Take every line from the material that has the word "Number" in it.

[Figure contents as structured data]
☆ ☆ ☆

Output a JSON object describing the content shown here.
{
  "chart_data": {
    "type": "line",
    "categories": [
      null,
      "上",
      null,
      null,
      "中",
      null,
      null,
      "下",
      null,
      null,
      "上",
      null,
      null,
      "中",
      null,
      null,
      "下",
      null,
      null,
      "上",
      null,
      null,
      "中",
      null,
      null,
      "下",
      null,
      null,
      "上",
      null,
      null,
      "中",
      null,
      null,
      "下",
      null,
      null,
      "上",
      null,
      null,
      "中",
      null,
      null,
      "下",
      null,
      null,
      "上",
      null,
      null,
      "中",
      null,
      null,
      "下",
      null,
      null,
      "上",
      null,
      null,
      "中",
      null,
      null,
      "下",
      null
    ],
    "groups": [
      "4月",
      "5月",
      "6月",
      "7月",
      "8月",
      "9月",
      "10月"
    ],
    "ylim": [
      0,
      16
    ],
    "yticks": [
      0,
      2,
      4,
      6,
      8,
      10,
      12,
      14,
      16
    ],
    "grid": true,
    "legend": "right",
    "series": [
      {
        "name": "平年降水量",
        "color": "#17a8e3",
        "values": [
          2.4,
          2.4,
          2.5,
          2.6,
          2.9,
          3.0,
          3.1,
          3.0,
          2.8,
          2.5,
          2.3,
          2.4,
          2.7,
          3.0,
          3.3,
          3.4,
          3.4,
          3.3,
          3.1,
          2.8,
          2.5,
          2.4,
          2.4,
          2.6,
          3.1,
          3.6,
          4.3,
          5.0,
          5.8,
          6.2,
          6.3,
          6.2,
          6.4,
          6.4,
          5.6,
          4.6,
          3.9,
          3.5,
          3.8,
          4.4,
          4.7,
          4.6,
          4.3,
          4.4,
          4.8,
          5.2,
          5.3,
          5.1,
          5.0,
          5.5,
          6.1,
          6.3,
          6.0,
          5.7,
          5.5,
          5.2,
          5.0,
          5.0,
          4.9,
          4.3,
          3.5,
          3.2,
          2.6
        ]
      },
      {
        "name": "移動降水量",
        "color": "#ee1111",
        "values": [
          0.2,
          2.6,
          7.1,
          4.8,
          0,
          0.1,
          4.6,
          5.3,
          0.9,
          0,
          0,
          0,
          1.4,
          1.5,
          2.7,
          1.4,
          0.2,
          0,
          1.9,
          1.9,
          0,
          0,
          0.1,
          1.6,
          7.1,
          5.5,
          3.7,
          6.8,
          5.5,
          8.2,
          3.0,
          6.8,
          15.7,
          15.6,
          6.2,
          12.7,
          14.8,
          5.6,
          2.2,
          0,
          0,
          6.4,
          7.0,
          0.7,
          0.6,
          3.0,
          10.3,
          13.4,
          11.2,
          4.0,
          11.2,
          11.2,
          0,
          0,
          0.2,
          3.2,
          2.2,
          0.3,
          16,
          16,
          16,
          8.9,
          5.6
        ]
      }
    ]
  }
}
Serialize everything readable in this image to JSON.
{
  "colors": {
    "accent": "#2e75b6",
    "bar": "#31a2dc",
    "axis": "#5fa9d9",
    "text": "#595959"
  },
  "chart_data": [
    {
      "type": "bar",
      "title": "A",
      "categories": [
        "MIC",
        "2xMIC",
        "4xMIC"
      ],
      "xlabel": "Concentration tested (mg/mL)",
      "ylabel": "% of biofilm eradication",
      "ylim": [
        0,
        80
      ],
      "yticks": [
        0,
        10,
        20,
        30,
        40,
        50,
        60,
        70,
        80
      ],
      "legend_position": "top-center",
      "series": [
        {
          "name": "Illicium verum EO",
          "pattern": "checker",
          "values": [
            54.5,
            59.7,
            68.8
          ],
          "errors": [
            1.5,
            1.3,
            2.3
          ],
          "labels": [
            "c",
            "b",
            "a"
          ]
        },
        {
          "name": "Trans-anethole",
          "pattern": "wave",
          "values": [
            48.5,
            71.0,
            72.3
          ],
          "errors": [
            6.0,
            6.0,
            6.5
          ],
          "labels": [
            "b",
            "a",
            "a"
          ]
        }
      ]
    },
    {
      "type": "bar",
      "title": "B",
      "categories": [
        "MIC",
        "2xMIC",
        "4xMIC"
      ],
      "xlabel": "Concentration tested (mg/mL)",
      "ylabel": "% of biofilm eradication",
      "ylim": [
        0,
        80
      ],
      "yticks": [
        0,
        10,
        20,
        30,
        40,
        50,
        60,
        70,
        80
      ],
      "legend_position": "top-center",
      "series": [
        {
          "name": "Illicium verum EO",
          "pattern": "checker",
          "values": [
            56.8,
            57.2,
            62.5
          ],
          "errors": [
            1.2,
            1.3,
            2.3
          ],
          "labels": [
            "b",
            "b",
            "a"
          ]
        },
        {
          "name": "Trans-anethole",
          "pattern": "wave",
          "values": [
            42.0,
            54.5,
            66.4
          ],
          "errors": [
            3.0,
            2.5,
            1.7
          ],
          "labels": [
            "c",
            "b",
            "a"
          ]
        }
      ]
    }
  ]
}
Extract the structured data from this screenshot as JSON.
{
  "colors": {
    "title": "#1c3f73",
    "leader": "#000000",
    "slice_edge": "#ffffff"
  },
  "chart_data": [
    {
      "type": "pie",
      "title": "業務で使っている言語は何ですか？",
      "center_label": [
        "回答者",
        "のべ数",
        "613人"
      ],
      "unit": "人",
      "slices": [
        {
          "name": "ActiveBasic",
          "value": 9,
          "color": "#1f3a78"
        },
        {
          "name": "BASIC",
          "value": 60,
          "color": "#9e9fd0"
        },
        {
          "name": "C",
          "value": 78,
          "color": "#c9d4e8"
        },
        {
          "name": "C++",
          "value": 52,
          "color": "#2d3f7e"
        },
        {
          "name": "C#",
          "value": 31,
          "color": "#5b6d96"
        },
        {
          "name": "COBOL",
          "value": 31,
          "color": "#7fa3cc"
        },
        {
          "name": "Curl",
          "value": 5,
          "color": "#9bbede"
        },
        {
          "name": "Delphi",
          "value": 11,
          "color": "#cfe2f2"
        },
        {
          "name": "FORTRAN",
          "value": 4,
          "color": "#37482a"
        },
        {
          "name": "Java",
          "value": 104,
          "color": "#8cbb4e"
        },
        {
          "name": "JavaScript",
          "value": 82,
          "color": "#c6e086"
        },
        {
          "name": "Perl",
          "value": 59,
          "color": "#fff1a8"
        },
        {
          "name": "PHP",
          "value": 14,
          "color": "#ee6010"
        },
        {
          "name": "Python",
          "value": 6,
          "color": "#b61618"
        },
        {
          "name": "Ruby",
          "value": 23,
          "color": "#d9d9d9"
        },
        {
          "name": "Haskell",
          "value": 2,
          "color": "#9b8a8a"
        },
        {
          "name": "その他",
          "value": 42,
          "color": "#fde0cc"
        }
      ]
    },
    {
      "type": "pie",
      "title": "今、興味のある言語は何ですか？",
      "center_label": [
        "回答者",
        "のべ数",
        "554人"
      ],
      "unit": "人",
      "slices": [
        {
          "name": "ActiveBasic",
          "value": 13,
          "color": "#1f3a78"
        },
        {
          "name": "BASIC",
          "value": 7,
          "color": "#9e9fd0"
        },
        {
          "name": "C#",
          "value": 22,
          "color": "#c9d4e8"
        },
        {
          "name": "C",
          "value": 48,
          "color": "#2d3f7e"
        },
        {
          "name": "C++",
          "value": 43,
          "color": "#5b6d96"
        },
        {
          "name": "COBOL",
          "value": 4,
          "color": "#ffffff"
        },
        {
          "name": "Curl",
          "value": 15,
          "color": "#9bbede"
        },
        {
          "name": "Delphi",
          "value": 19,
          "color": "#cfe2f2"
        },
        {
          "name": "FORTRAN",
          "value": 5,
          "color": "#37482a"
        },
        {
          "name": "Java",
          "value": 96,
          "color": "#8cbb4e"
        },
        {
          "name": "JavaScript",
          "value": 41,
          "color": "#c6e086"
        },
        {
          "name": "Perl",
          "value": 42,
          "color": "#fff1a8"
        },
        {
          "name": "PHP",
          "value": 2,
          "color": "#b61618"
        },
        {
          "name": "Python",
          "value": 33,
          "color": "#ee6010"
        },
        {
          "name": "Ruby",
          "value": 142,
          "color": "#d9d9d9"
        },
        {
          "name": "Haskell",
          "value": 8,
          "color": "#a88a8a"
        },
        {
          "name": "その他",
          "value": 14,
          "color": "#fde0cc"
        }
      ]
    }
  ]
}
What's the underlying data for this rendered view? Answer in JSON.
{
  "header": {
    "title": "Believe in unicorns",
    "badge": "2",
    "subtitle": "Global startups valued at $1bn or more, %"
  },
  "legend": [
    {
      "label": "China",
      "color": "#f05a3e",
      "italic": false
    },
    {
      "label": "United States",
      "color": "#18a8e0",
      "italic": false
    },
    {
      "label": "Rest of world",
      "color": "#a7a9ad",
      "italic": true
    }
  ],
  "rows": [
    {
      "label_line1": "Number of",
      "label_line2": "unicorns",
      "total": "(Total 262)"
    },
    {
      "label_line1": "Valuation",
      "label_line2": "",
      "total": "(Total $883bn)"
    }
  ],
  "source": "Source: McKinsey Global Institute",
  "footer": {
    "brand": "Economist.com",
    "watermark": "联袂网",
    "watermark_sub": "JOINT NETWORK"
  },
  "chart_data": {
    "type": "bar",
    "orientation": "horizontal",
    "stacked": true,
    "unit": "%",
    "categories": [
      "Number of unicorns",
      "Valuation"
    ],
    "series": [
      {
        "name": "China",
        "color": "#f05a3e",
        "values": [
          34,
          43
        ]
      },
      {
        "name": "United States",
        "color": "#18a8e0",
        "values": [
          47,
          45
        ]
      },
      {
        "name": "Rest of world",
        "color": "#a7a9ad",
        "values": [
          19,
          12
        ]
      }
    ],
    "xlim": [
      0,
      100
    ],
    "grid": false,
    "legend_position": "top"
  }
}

☆ ☆ ☆

Task result »
      "label_line1": "Number of",
      "Number of unicorns",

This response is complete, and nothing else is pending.